▸ Exercise prompt
Copy out all the lines exactly. Omit pictures.

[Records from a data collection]
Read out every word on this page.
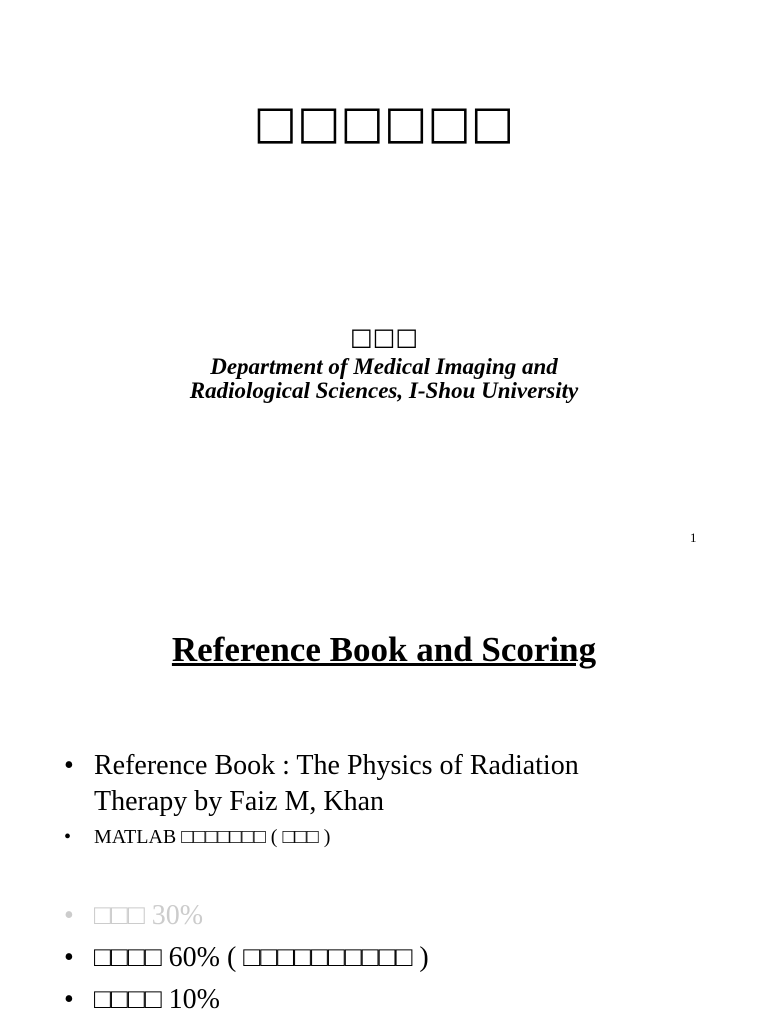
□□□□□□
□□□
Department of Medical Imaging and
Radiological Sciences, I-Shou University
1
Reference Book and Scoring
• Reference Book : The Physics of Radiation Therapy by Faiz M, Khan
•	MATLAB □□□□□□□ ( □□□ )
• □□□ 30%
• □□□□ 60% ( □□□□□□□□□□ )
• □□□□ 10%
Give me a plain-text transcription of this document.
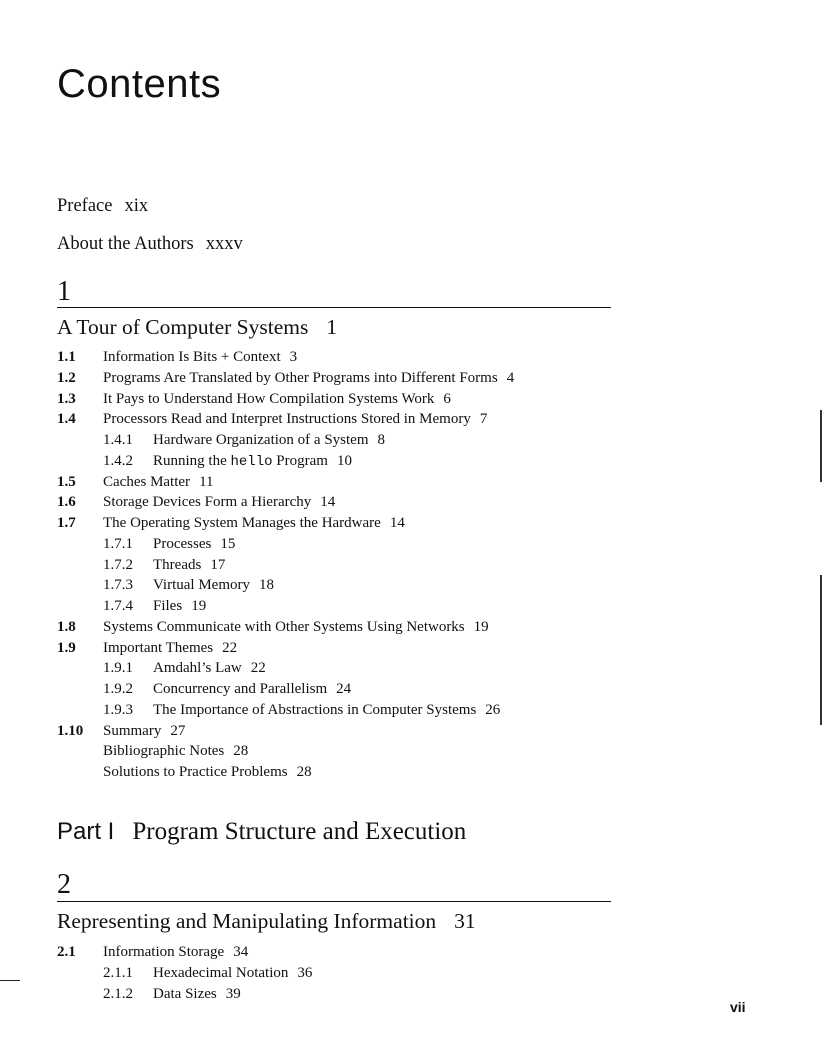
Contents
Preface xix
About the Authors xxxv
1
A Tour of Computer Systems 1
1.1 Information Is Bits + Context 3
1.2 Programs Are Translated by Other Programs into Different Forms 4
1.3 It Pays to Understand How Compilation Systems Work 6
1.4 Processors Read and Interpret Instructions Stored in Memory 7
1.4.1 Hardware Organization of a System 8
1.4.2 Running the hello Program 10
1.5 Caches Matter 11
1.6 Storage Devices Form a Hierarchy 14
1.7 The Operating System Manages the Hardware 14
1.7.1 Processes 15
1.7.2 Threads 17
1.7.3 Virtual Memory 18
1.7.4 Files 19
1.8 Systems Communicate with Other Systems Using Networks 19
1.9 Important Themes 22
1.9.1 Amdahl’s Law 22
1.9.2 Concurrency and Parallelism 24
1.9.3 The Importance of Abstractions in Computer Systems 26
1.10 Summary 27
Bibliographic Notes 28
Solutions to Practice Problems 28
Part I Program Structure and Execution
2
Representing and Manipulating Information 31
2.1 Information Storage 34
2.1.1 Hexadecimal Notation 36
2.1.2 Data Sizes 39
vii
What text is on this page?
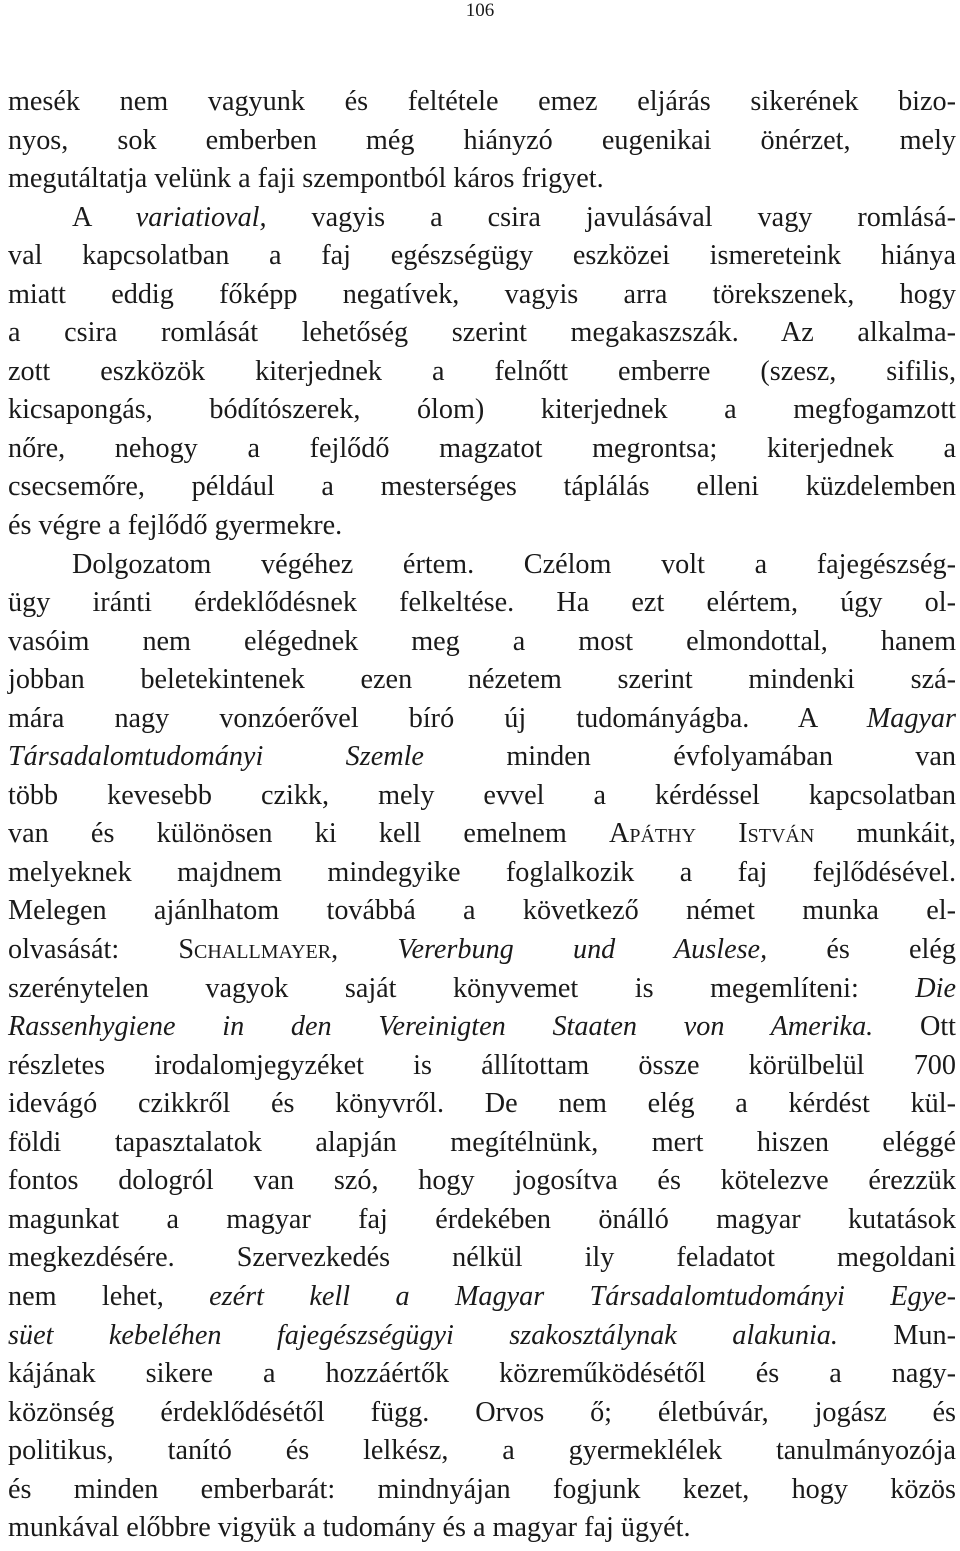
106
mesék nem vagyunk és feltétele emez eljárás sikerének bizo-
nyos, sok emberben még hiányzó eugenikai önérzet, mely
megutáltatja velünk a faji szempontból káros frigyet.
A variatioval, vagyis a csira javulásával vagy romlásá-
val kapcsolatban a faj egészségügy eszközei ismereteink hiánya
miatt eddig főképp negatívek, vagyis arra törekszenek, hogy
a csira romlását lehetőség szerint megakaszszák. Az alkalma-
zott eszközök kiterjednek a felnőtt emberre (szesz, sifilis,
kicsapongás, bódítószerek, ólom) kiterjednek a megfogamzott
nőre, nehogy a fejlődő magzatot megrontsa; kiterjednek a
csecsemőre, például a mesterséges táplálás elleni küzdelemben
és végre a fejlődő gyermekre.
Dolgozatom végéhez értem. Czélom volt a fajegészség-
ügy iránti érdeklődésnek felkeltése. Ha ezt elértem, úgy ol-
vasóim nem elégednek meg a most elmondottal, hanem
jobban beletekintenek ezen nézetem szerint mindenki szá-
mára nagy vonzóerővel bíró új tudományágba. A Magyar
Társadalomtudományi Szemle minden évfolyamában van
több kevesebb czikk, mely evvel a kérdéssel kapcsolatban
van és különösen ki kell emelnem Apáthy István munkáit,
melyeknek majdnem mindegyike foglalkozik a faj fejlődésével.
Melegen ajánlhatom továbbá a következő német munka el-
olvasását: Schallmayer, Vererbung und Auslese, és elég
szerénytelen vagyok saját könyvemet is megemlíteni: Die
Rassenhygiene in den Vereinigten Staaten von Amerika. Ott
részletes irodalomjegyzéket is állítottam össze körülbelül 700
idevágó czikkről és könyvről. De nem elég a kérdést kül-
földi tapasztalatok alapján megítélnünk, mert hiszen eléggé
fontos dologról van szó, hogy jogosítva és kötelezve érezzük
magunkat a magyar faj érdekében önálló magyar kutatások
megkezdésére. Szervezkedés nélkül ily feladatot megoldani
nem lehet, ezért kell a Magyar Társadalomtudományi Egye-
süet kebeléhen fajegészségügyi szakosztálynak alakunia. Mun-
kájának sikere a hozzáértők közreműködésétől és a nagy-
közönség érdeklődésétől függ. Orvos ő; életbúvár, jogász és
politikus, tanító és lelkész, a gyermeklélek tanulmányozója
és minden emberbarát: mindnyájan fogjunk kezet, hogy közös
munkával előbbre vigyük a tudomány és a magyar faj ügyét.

▸ Output for this exercise
Read out every word on this page.
□□□□□□
□□□
Department of Medical Imaging and
Radiological Sciences, I-Shou University
1
Reference Book and Scoring
• Reference Book : The Physics of Radiation Therapy by Faiz M, Khan
•	MATLAB □□□□□□□ ( □□□ )
• □□□ 30%
• □□□□ 60% ( □□□□□□□□□□ )
• □□□□ 10%
Give me a plain-text transcription of this document.
Contents
Preface xix
About the Authors xxxv
1
A Tour of Computer Systems 1
1.1 Information Is Bits + Context 3
1.2 Programs Are Translated by Other Programs into Different Forms 4
1.3 It Pays to Understand How Compilation Systems Work 6
1.4 Processors Read and Interpret Instructions Stored in Memory 7
1.4.1 Hardware Organization of a System 8
1.4.2 Running the hello Program 10
1.5 Caches Matter 11
1.6 Storage Devices Form a Hierarchy 14
1.7 The Operating System Manages the Hardware 14
1.7.1 Processes 15
1.7.2 Threads 17
1.7.3 Virtual Memory 18
1.7.4 Files 19
1.8 Systems Communicate with Other Systems Using Networks 19
1.9 Important Themes 22
1.9.1 Amdahl’s Law 22
1.9.2 Concurrency and Parallelism 24
1.9.3 The Importance of Abstractions in Computer Systems 26
1.10 Summary 27
Bibliographic Notes 28
Solutions to Practice Problems 28
Part I Program Structure and Execution
2
Representing and Manipulating Information 31
2.1 Information Storage 34
2.1.1 Hexadecimal Notation 36
2.1.2 Data Sizes 39
vii
What text is on this page?
106
mesék nem vagyunk és feltétele emez eljárás sikerének bizo-
nyos, sok emberben még hiányzó eugenikai önérzet, mely
megutáltatja velünk a faji szempontból káros frigyet.
A variatioval, vagyis a csira javulásával vagy romlásá-
val kapcsolatban a faj egészségügy eszközei ismereteink hiánya
miatt eddig főképp negatívek, vagyis arra törekszenek, hogy
a csira romlását lehetőség szerint megakaszszák. Az alkalma-
zott eszközök kiterjednek a felnőtt emberre (szesz, sifilis,
kicsapongás, bódítószerek, ólom) kiterjednek a megfogamzott
nőre, nehogy a fejlődő magzatot megrontsa; kiterjednek a
csecsemőre, például a mesterséges táplálás elleni küzdelemben
és végre a fejlődő gyermekre.
Dolgozatom végéhez értem. Czélom volt a fajegészség-
ügy iránti érdeklődésnek felkeltése. Ha ezt elértem, úgy ol-
vasóim nem elégednek meg a most elmondottal, hanem
jobban beletekintenek ezen nézetem szerint mindenki szá-
mára nagy vonzóerővel bíró új tudományágba. A Magyar
Társadalomtudományi Szemle minden évfolyamában van
több kevesebb czikk, mely evvel a kérdéssel kapcsolatban
van és különösen ki kell emelnem Apáthy István munkáit,
melyeknek majdnem mindegyike foglalkozik a faj fejlődésével.
Melegen ajánlhatom továbbá a következő német munka el-
olvasását: Schallmayer, Vererbung und Auslese, és elég
szerénytelen vagyok saját könyvemet is megemlíteni: Die
Rassenhygiene in den Vereinigten Staaten von Amerika. Ott
részletes irodalomjegyzéket is állítottam össze körülbelül 700
idevágó czikkről és könyvről. De nem elég a kérdést kül-
földi tapasztalatok alapján megítélnünk, mert hiszen eléggé
fontos dologról van szó, hogy jogosítva és kötelezve érezzük
magunkat a magyar faj érdekében önálló magyar kutatások
megkezdésére. Szervezkedés nélkül ily feladatot megoldani
nem lehet, ezért kell a Magyar Társadalomtudományi Egye-
süet kebeléhen fajegészségügyi szakosztálynak alakunia. Mun-
kájának sikere a hozzáértők közreműködésétől és a nagy-
közönség érdeklődésétől függ. Orvos ő; életbúvár, jogász és
politikus, tanító és lelkész, a gyermeklélek tanulmányozója
és minden emberbarát: mindnyájan fogjunk kezet, hogy közös
munkával előbbre vigyük a tudomány és a magyar faj ügyét.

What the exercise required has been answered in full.